=== EXERCISE ===
Bring together all lines of the material below that contain the string "Overall".

=== RECORDS SUPPLIED ===

+++

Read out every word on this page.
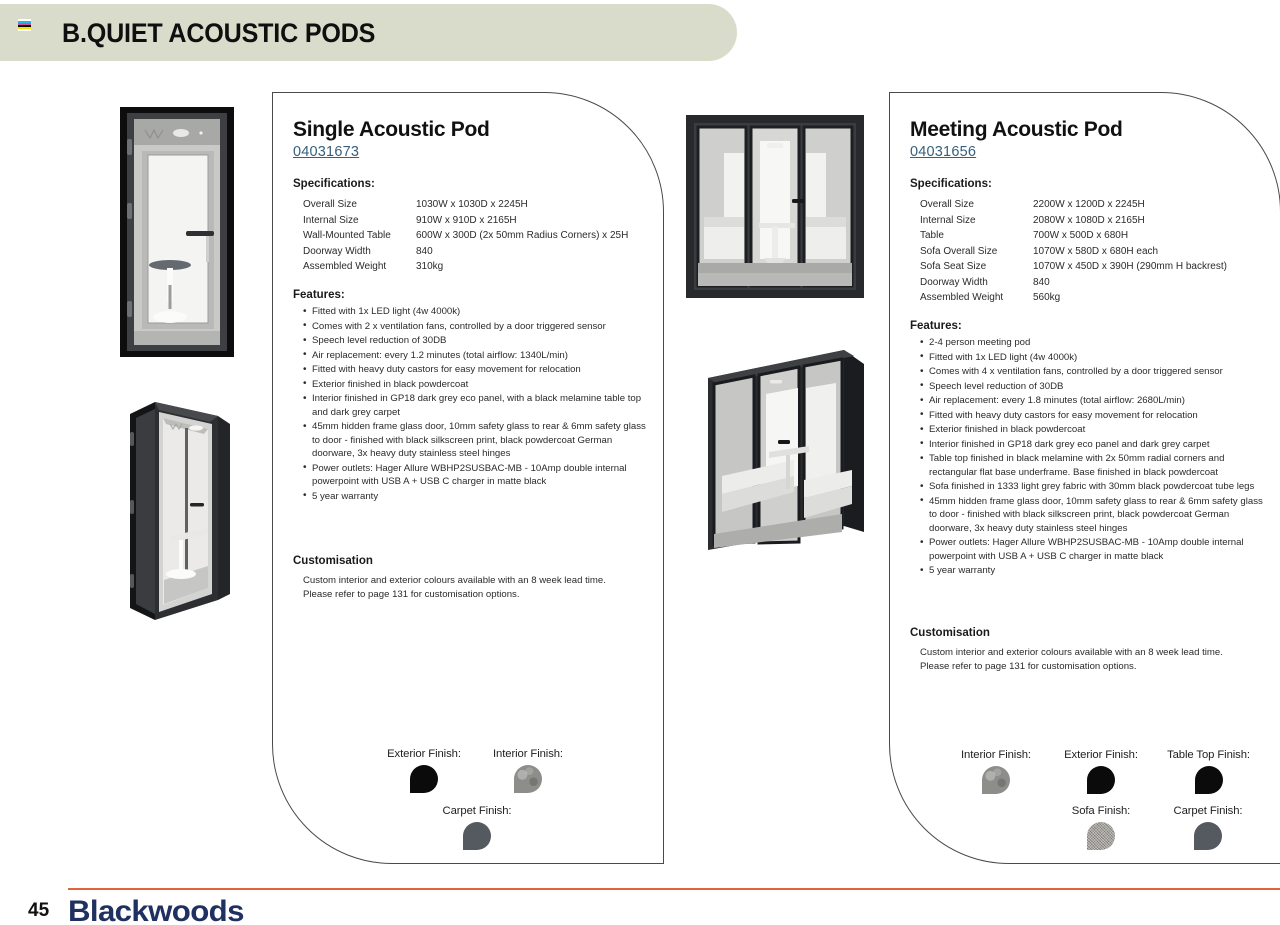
B.QUIET ACOUSTIC PODS
Single Acoustic Pod
04031673
Specifications:
Overall Size	1030W x 1030D x 2245H
Internal Size	910W x 910D x 2165H
Wall-Mounted Table	600W x 300D (2x 50mm Radius Corners) x 25H
Doorway Width	840
Assembled Weight	310kg
Features:
• Fitted with 1x LED light (4w 4000k)
• Comes with 2 x ventilation fans, controlled by a door triggered sensor
• Speech level reduction of 30DB
• Air replacement: every 1.2 minutes (total airflow: 1340L/min)
• Fitted with heavy duty castors for easy movement for relocation
• Exterior finished in black powdercoat
• Interior finished in GP18 dark grey eco panel, with a black melamine table top and dark grey carpet
• 45mm hidden frame glass door, 10mm safety glass to rear & 6mm safety glass to door - finished with black silkscreen print, black powdercoat German doorware, 3x heavy duty stainless steel hinges
• Power outlets: Hager Allure WBHP2SUSBAC-MB - 10Amp double internal powerpoint with USB A + USB C charger in matte black
• 5 year warranty
Customisation
Custom interior and exterior colours available with an 8 week lead time.
Please refer to page 131 for customisation options.
Exterior Finish:	Interior Finish:
Carpet Finish:
Meeting Acoustic Pod
04031656
Specifications:
Overall Size	2200W x 1200D x 2245H
Internal Size	2080W x 1080D x 2165H
Table	700W x 500D x 680H
Sofa Overall Size	1070W x 580D x 680H each
Sofa Seat Size	1070W x 450D x 390H (290mm H backrest)
Doorway Width	840
Assembled Weight	560kg
Features:
• 2-4 person meeting pod
• Fitted with 1x LED light (4w 4000k)
• Comes with 4 x ventilation fans, controlled by a door triggered sensor
• Speech level reduction of 30DB
• Air replacement: every 1.8 minutes (total airflow: 2680L/min)
• Fitted with heavy duty castors for easy movement for relocation
• Exterior finished in black powdercoat
• Interior finished in GP18 dark grey eco panel and dark grey carpet
• Table top finished in black melamine with 2x 50mm radial corners and rectangular flat base underframe. Base finished in black powdercoat
• Sofa finished in 1333 light grey fabric with 30mm black powdercoat tube legs
• 45mm hidden frame glass door, 10mm safety glass to rear & 6mm safety glass to door - finished with black silkscreen print, black powdercoat German doorware, 3x heavy duty stainless steel hinges
• Power outlets: Hager Allure WBHP2SUSBAC-MB - 10Amp double internal powerpoint with USB A + USB C charger in matte black
• 5 year warranty
Customisation
Custom interior and exterior colours available with an 8 week lead time.
Please refer to page 131 for customisation options.
Interior Finish:	Exterior Finish:	Table Top Finish:
Sofa Finish:	Carpet Finish:
45 Blackwoods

+++

=== TASK OUTPUT ===
Overall Size	1030W x 1030D x 2245H
Overall Size	2200W x 1200D x 2245H
Sofa Overall Size	1070W x 580D x 680H each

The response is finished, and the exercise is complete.